**Given request:**
Please copy the items below word for word, omitting the pictures.

**Extracted information:**
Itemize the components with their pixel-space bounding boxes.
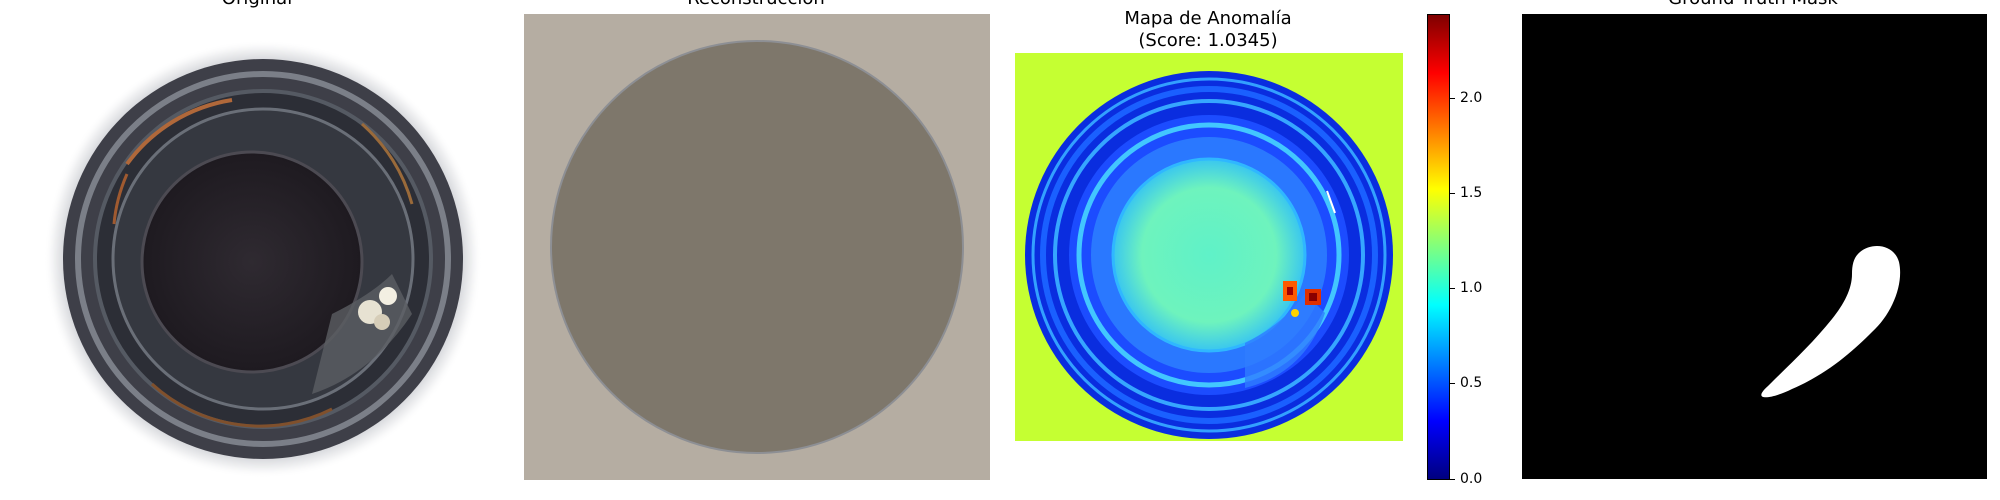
original-image (32, 14, 495, 477)
anomaly-map-title-line1: Mapa de Anomalía (1124, 8, 1292, 29)
colorbar-tick-label: 0.0 (1460, 471, 1483, 487)
anomaly-map-score: (Score: 1.0345) (1138, 30, 1278, 51)
colorbar-tick-mark (1450, 383, 1455, 384)
colorbar-tick-mark (1450, 288, 1455, 289)
mask-region (1761, 246, 1901, 398)
reconstruction-image (524, 14, 990, 480)
colorbar (1427, 14, 1450, 480)
ground-truth-mask-image (1522, 14, 1987, 479)
colorbar-tick-mark (1450, 98, 1455, 99)
anomaly-map-image (1015, 53, 1403, 441)
reconstruction-disk (550, 40, 964, 454)
reconstruction-title: Reconstrucción (656, 0, 856, 10)
anomaly-map-title: Mapa de Anomalía (Score: 1.0345) (1058, 8, 1358, 52)
original-title: Original (157, 0, 357, 10)
colorbar-tick-label: 1.5 (1460, 185, 1483, 201)
colorbar-tick-label: 0.5 (1460, 375, 1483, 391)
colorbar-tick-label: 1.0 (1460, 280, 1483, 296)
ground-truth-title: Ground Truth Mask (1603, 0, 1903, 10)
colorbar-tick-mark (1450, 193, 1455, 194)
colorbar-tick-mark (1450, 479, 1455, 480)
colorbar-tick-label: 2.0 (1460, 90, 1483, 106)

**Response for this exercise:**
Itemize the components with their pixel-space bounding boxes.
original-image (32, 14, 495, 477)
anomaly-map-title-line1: Mapa de Anomalía (1124, 8, 1292, 29)
colorbar-tick-label: 0.0 (1460, 471, 1483, 487)
anomaly-map-score: (Score: 1.0345) (1138, 30, 1278, 51)
colorbar-tick-mark (1450, 383, 1455, 384)
colorbar-tick-mark (1450, 288, 1455, 289)
mask-region (1761, 246, 1901, 398)
reconstruction-image (524, 14, 990, 480)
colorbar (1427, 14, 1450, 480)
ground-truth-mask-image (1522, 14, 1987, 479)
colorbar-tick-mark (1450, 98, 1455, 99)
anomaly-map-image (1015, 53, 1403, 441)
reconstruction-disk (550, 40, 964, 454)
reconstruction-title: Reconstrucción (656, 0, 856, 10)
anomaly-map-title: Mapa de Anomalía (Score: 1.0345) (1058, 8, 1358, 52)
original-title: Original (157, 0, 357, 10)
colorbar-tick-label: 1.5 (1460, 185, 1483, 201)
colorbar-tick-label: 0.5 (1460, 375, 1483, 391)
colorbar-tick-label: 1.0 (1460, 280, 1483, 296)
ground-truth-title: Ground Truth Mask (1603, 0, 1903, 10)
colorbar-tick-mark (1450, 193, 1455, 194)
colorbar-tick-mark (1450, 479, 1455, 480)
colorbar-tick-label: 2.0 (1460, 90, 1483, 106)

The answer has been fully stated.